#### [The request]
In the data that follows, count each line holding the string "label"; answer with the number only.

#### [Records provided]

######

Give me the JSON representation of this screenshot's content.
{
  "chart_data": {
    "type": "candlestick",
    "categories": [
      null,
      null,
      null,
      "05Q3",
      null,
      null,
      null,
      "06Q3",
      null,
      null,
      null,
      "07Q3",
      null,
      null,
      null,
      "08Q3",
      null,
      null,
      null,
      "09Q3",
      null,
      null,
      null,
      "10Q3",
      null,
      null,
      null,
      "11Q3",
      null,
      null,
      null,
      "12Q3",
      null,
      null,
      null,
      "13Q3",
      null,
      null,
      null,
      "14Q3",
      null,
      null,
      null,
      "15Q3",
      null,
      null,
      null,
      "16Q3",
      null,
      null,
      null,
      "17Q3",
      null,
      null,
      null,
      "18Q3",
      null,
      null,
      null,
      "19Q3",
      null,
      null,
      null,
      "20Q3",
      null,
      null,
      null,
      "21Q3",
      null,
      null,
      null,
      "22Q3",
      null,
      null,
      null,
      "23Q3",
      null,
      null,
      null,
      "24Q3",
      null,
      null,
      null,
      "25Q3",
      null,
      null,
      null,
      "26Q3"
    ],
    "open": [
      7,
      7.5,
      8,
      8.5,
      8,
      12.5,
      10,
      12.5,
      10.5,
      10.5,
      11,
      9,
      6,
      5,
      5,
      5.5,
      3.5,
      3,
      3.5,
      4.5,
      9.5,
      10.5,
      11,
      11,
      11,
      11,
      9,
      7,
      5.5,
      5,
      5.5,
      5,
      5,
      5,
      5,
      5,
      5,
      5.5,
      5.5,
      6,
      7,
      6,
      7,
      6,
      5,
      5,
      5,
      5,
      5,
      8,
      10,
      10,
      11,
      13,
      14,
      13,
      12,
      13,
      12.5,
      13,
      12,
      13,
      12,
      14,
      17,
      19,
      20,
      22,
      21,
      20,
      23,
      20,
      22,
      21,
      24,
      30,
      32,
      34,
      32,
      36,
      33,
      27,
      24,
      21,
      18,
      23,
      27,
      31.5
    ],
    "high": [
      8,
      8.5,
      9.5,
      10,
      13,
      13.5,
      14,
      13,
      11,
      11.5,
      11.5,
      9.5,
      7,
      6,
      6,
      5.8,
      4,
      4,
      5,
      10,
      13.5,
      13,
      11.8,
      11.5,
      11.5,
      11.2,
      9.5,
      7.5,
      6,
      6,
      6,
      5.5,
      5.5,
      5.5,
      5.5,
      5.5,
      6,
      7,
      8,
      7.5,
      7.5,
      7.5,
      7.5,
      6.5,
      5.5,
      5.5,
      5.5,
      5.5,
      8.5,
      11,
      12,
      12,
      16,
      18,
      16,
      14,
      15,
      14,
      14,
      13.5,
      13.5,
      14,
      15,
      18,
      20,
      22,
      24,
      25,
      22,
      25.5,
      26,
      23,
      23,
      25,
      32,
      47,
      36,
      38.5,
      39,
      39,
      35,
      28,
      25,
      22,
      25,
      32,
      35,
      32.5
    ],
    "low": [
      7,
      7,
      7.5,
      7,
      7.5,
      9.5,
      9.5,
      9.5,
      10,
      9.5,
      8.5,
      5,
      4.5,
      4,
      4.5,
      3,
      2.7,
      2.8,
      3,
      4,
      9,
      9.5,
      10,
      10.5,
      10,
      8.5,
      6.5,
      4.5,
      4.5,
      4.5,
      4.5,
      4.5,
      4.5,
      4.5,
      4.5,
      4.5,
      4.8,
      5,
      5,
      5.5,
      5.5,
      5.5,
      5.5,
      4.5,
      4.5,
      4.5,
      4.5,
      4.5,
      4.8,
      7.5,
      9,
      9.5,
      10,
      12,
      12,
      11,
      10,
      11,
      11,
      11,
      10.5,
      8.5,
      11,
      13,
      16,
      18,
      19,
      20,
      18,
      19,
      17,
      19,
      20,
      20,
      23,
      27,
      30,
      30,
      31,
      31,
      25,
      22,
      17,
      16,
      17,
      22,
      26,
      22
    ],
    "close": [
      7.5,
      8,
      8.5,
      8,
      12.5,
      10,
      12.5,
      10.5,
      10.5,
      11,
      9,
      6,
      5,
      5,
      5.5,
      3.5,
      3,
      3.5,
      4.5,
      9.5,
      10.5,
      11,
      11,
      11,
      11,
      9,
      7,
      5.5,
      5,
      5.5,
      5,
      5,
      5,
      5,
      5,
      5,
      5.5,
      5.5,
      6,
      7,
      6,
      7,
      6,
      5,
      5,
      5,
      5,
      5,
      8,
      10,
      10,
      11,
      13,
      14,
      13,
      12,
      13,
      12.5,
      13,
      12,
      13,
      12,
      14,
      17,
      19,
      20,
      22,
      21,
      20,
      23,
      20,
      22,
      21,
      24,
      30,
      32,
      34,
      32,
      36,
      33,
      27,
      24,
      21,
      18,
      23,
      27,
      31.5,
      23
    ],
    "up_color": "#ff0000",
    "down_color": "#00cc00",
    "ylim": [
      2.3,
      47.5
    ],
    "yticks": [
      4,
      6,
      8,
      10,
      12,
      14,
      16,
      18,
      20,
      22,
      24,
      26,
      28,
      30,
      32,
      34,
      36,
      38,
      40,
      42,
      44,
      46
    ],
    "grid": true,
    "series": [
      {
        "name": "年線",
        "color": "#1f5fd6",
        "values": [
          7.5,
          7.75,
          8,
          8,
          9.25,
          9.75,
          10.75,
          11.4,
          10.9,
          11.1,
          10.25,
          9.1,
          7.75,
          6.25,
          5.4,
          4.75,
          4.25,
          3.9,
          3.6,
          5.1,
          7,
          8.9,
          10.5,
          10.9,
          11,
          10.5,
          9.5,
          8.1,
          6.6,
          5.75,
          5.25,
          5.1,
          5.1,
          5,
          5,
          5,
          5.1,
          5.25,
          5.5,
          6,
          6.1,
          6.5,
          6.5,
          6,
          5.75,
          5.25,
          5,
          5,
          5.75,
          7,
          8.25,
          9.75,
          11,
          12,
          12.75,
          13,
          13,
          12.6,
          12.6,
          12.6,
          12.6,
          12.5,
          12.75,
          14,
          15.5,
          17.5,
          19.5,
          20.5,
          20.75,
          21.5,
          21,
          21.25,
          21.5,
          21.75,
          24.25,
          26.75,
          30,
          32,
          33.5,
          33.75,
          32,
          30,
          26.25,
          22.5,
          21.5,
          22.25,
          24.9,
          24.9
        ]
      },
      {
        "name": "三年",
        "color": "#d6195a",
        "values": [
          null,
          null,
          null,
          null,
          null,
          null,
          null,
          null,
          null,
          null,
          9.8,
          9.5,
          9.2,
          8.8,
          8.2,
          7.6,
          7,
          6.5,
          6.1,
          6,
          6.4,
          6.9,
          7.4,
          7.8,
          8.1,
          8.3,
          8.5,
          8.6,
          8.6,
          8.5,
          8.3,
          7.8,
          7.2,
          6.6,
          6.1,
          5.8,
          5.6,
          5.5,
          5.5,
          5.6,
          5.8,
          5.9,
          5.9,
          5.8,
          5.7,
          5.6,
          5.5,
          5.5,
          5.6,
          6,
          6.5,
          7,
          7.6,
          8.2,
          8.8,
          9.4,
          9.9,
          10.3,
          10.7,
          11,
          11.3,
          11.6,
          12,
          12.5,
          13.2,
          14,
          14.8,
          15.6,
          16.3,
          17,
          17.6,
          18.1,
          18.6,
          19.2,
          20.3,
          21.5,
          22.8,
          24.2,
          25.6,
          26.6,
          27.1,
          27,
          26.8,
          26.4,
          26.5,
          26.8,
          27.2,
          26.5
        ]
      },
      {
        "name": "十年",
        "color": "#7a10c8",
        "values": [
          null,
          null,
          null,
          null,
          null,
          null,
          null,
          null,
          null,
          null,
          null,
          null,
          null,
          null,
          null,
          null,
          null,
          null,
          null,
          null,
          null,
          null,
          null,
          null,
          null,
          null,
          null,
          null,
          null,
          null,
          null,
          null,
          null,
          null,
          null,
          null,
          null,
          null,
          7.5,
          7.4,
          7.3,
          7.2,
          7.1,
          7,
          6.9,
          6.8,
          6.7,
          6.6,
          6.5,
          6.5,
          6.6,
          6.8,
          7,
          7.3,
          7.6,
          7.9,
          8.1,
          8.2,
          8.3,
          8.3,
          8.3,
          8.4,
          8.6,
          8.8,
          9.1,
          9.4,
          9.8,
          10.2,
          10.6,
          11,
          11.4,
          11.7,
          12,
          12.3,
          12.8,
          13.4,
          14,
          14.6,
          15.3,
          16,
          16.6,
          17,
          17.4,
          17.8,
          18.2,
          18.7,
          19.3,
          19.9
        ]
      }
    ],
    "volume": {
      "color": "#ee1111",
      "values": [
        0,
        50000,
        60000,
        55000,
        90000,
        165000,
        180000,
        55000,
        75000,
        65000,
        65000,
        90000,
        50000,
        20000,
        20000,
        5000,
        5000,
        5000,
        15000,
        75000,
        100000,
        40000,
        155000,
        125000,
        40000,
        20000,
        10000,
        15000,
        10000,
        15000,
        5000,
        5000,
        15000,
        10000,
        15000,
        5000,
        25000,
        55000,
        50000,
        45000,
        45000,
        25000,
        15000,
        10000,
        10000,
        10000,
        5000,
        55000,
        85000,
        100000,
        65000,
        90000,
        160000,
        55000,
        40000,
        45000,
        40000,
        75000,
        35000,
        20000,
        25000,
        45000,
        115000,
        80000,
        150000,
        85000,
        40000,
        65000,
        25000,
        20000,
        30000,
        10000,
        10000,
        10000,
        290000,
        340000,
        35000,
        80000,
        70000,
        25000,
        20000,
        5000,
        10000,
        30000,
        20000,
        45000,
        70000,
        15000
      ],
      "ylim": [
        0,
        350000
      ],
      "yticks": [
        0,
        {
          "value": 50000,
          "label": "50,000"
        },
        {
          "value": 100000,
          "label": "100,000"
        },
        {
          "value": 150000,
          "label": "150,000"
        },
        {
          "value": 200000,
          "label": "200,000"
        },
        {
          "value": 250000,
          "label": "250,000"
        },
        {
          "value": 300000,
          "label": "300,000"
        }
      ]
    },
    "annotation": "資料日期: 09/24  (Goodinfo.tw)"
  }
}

######

#### [Result below]
6